>> start

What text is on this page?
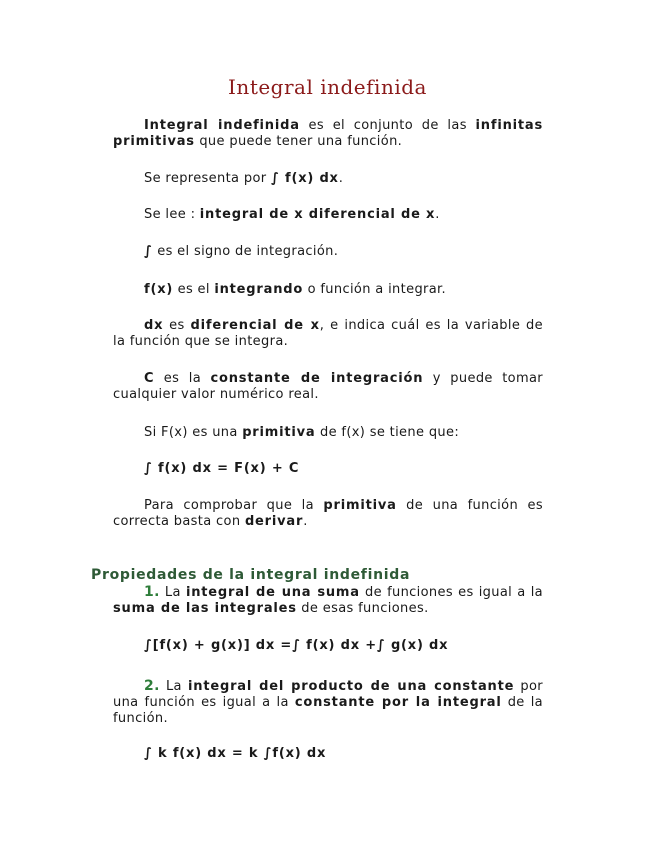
Integral indefinida
Integral indefinida es el conjunto de las infinitas primitivas que puede tener una función.
Se representa por ∫ f(x) dx.
Se lee : integral de x diferencial de x.
∫ es el signo de integración.
f(x) es el integrando o función a integrar.
dx es diferencial de x, e indica cuál es la variable de la función que se integra.
C es la constante de integración y puede tomar cualquier valor numérico real.
Si F(x) es una primitiva de f(x) se tiene que:
∫ f(x) dx = F(x) + C
Para comprobar que la primitiva de una función es correcta basta con derivar.
Propiedades de la integral indefinida
1. La integral de una suma de funciones es igual a la suma de las integrales de esas funciones.
∫[f(x) + g(x)] dx =∫ f(x) dx +∫ g(x) dx
2. La integral del producto de una constante por una función es igual a la constante por la integral de la función.
∫ k f(x) dx = k ∫f(x) dx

>> end

Each entry above is to be written out again unchanged, apart from the pictures, which are left out.

What text is on this page?
Integral indefinida
Integral indefinida es el conjunto de las infinitas primitivas que puede tener una función.
Se representa por ∫ f(x) dx.
Se lee : integral de x diferencial de x.
∫ es el signo de integración.
f(x) es el integrando o función a integrar.
dx es diferencial de x, e indica cuál es la variable de la función que se integra.
C es la constante de integración y puede tomar cualquier valor numérico real.
Si F(x) es una primitiva de f(x) se tiene que:
∫ f(x) dx = F(x) + C
Para comprobar que la primitiva de una función es correcta basta con derivar.
Propiedades de la integral indefinida
1. La integral de una suma de funciones es igual a la suma de las integrales de esas funciones.
∫[f(x) + g(x)] dx =∫ f(x) dx +∫ g(x) dx
2. La integral del producto de una constante por una función es igual a la constante por la integral de la función.
∫ k f(x) dx = k ∫f(x) dx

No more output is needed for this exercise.